→ TRECHO DA PÁGINA
•••••
Delegados federais descrevem como a corrupção se infiltrou nas instituições brasileiras

Jorge Barbosa Pontes,ex-delegado da PF Foto: Reprodução/Redes sociais

Jorge Pontes agora está trabalhando na equipe do ministro Moro

Bernardo Mello
O Globo

O ex-delegado da Polícia Federal (PF) Jorge Pontes, de 59 anos, afirma que o processo de investigar a criminalidade entranhada nos governos está longe do fim. Pontes, atual diretor de Ensino e Estatística da Secretaria Nacional de Segurança Pública (Senasp), é autor do livro “Crime.gov”, lançado neste mês, no Rio, e escrito em parceria com o também delegado da PF Márcio Anselmo, que presidiu o inquérito inicial da Lava-Jato em Curitiba.

O livro retrata um “crime institucionalizado”, distinto das organizações criminosas clássicas. O que o define?
Estamos falando de um modelo organizacional criminoso que utiliza prateleiras oficiais do Estado. Isso é muito maior do que simplesmente corrupção. Outro dia corrigi uma pessoa que chamou um desses investigados de “marginal”. O sujeito está com a caneta, tem salário pago por nós, carro oficial, gabinete, tudo pago com nosso salário, e usa isso para ganhar dinheiro por fora. Ele está à margem de quê? Esse cara está dentro. Ele não é “marginal”, ele é “nuclear”.
•••••
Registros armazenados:
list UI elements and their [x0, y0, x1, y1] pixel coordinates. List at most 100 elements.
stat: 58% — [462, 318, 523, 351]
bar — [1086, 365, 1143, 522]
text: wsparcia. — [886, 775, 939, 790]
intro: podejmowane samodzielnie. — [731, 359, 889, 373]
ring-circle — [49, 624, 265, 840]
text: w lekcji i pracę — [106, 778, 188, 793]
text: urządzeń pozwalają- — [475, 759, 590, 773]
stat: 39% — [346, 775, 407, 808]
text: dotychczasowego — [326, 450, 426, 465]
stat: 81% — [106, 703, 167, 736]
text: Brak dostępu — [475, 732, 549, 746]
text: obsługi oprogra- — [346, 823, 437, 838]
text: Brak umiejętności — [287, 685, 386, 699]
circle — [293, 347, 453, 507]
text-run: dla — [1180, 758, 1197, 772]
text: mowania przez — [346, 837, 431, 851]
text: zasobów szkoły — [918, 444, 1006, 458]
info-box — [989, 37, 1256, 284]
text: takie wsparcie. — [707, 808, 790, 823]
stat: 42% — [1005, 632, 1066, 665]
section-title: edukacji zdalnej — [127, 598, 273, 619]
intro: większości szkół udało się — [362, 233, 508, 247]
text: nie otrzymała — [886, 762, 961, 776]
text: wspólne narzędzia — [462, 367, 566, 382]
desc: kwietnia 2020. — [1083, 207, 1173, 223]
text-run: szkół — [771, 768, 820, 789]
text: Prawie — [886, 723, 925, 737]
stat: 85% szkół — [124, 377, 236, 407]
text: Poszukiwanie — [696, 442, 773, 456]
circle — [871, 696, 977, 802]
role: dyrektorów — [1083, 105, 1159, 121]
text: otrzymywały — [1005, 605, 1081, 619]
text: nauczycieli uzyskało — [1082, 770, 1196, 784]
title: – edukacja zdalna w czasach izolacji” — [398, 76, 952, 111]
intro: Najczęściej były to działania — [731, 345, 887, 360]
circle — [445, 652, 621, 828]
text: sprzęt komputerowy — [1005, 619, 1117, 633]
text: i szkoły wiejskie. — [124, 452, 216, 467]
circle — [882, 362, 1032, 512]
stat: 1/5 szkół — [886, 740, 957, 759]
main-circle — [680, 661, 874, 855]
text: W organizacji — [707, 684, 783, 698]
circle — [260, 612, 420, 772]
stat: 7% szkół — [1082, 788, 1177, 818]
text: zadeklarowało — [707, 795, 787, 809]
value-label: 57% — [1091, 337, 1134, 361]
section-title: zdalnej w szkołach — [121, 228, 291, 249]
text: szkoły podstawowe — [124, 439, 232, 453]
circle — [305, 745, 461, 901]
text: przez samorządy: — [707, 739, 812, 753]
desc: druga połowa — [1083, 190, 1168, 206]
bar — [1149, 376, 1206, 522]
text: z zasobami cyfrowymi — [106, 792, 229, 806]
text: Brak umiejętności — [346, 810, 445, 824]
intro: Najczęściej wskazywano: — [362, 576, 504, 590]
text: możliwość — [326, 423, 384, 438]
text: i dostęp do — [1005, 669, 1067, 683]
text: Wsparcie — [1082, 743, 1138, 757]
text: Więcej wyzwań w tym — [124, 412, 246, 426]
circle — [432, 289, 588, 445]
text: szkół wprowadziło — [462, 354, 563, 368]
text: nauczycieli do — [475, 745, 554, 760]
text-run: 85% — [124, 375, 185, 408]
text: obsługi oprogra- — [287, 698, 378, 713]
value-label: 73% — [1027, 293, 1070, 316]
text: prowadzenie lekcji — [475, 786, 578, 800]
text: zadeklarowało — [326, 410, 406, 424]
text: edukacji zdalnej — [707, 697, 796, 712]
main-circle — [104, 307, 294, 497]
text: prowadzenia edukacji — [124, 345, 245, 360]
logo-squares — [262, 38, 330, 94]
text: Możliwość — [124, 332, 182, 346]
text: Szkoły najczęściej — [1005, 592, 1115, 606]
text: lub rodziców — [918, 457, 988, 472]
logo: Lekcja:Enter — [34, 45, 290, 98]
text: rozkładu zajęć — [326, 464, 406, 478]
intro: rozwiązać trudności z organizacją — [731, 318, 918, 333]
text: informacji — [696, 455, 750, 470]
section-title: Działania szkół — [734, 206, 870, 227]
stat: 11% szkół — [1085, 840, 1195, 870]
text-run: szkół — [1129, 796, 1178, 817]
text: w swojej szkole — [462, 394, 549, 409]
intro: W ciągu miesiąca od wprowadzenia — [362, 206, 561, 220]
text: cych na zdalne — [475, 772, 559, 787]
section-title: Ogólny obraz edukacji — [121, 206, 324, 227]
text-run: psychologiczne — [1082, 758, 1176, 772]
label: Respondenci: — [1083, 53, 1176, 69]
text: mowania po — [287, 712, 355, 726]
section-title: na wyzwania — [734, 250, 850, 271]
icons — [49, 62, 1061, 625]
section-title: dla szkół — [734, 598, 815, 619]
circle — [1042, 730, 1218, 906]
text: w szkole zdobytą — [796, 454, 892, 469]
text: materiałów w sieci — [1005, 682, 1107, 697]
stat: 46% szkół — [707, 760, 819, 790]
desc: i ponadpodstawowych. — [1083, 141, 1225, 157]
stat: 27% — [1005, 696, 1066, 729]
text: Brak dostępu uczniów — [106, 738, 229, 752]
•••••
→ SOBRE A TAREFA
Por favor, cite do trecho sobre a corrupção nas instituições brasileiras a passagem entre "Bernardo Mello" e "que o define?", inclusive. As linhas não têm nenhum papel nesta tarefa.

→ RESPOSTA
Bernardo Mello
O Globo

O ex-delegado da Polícia Federal (PF) Jorge Pontes, de 59 anos, afirma que o processo de investigar a criminalidade entranhada nos governos está longe do fim. Pontes, atual diretor de Ensino e Estatística da Secretaria Nacional de Segurança Pública (Senasp), é autor do livro “Crime.gov”, lançado neste mês, no Rio, e escrito em parceria com o também delegado da PF Márcio Anselmo, que presidiu o inquérito inicial da Lava-Jato em Curitiba.

O livro retrata um “crime institucionalizado”, distinto das organizações criminosas clássicas. O que o define?